Within the listing below, locate all lines containing the word "color". Copy each one.

■ ■ ■ ■ ■ ■ ■

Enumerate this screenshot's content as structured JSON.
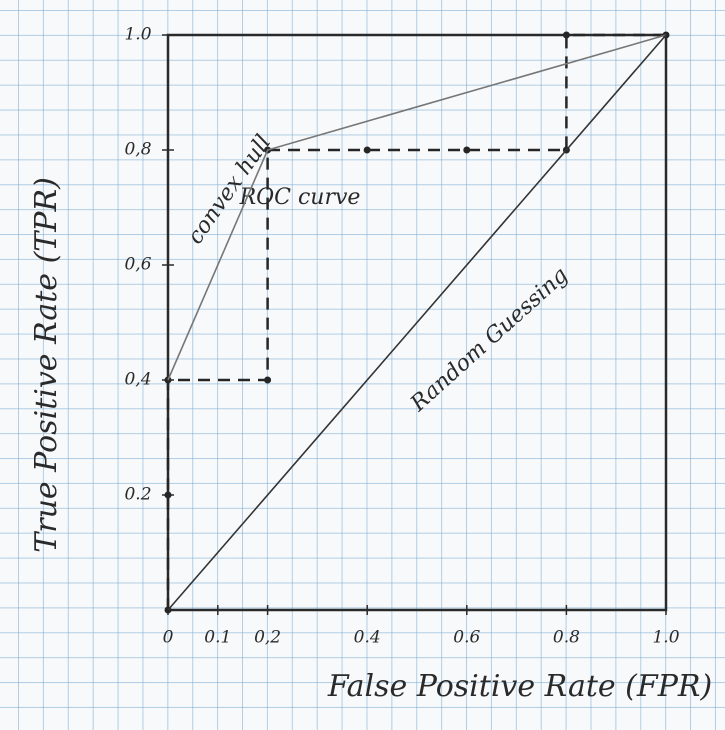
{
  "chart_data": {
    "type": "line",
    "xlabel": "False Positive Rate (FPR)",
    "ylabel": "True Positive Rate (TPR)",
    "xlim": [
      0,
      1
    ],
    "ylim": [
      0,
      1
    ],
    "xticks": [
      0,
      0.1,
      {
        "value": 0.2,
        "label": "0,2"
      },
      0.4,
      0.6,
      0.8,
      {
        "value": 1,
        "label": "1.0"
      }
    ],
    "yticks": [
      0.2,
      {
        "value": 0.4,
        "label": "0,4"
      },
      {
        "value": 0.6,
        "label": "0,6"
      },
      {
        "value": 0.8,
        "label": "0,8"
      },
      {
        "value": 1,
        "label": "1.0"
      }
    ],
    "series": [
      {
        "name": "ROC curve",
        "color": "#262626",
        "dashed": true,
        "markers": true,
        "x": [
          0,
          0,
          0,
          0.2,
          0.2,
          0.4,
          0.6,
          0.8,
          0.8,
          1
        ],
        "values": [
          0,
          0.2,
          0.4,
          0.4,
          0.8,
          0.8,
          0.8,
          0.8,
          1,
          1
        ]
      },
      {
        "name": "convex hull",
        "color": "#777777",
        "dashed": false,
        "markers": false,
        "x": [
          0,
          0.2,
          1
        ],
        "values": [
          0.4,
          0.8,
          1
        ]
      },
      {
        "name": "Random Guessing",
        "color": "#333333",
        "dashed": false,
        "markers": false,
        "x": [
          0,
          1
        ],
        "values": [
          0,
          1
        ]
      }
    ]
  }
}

■ ■ ■ ■ ■ ■ ■

- Exercise result -
        "color": "#262626",
        "color": "#777777",
        "color": "#333333",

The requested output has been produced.